---------- Records to process

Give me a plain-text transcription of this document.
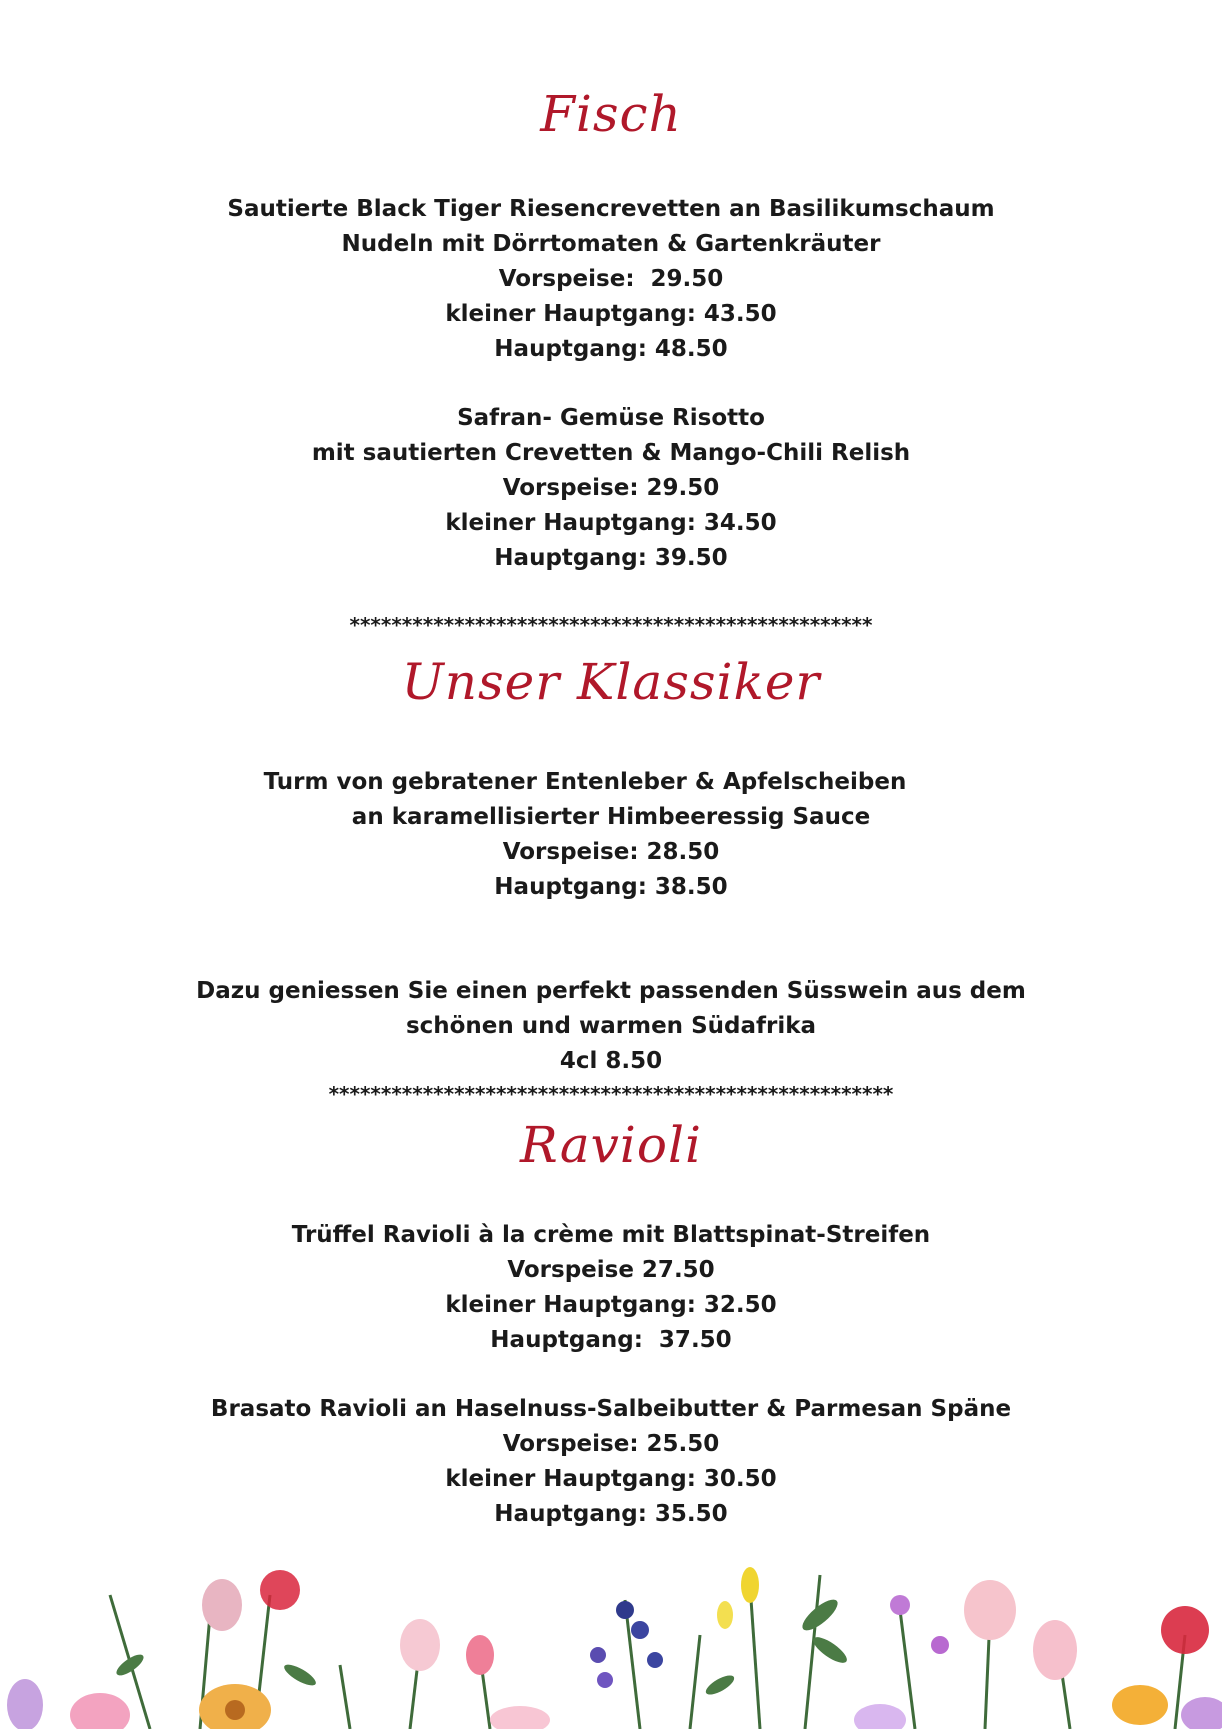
Fisch

Sautierte Black Tiger Riesencrevetten an Basilikumschaum

Nudeln mit Dörrtomaten & Gartenkräuter

Vorspeise:  29.50

kleiner Hauptgang: 43.50

Hauptgang: 48.50

Safran- Gemüse Risotto

mit sautierten Crevetten & Mango-Chili Relish

Vorspeise: 29.50

kleiner Hauptgang: 34.50

Hauptgang: 39.50

**************************************************
Unser Klassiker

Turm von gebratener Entenleber & Apfelscheiben

an karamellisierter Himbeeressig Sauce

Vorspeise: 28.50

Hauptgang: 38.50

Dazu geniessen Sie einen perfekt passenden Süsswein aus dem

schönen und warmen Südafrika

4cl 8.50

******************************************************
Ravioli

Trüffel Ravioli à la crème mit Blattspinat-Streifen

Vorspeise 27.50

kleiner Hauptgang: 32.50

Hauptgang:  37.50

Brasato Ravioli an Haselnuss-Salbeibutter & Parmesan Späne

Vorspeise: 25.50

kleiner Hauptgang: 30.50

Hauptgang: 35.50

--------------------

Leave every image out, and retype the material exactly.

## Solved problem
Give me a plain-text transcription of this document.
Fisch

Sautierte Black Tiger Riesencrevetten an Basilikumschaum

Nudeln mit Dörrtomaten & Gartenkräuter

Vorspeise:  29.50

kleiner Hauptgang: 43.50

Hauptgang: 48.50

Safran- Gemüse Risotto

mit sautierten Crevetten & Mango-Chili Relish

Vorspeise: 29.50

kleiner Hauptgang: 34.50

Hauptgang: 39.50

**************************************************
Unser Klassiker

Turm von gebratener Entenleber & Apfelscheiben

an karamellisierter Himbeeressig Sauce

Vorspeise: 28.50

Hauptgang: 38.50

Dazu geniessen Sie einen perfekt passenden Süsswein aus dem

schönen und warmen Südafrika

4cl 8.50

******************************************************
Ravioli

Trüffel Ravioli à la crème mit Blattspinat-Streifen

Vorspeise 27.50

kleiner Hauptgang: 32.50

Hauptgang:  37.50

Brasato Ravioli an Haselnuss-Salbeibutter & Parmesan Späne

Vorspeise: 25.50

kleiner Hauptgang: 30.50

Hauptgang: 35.50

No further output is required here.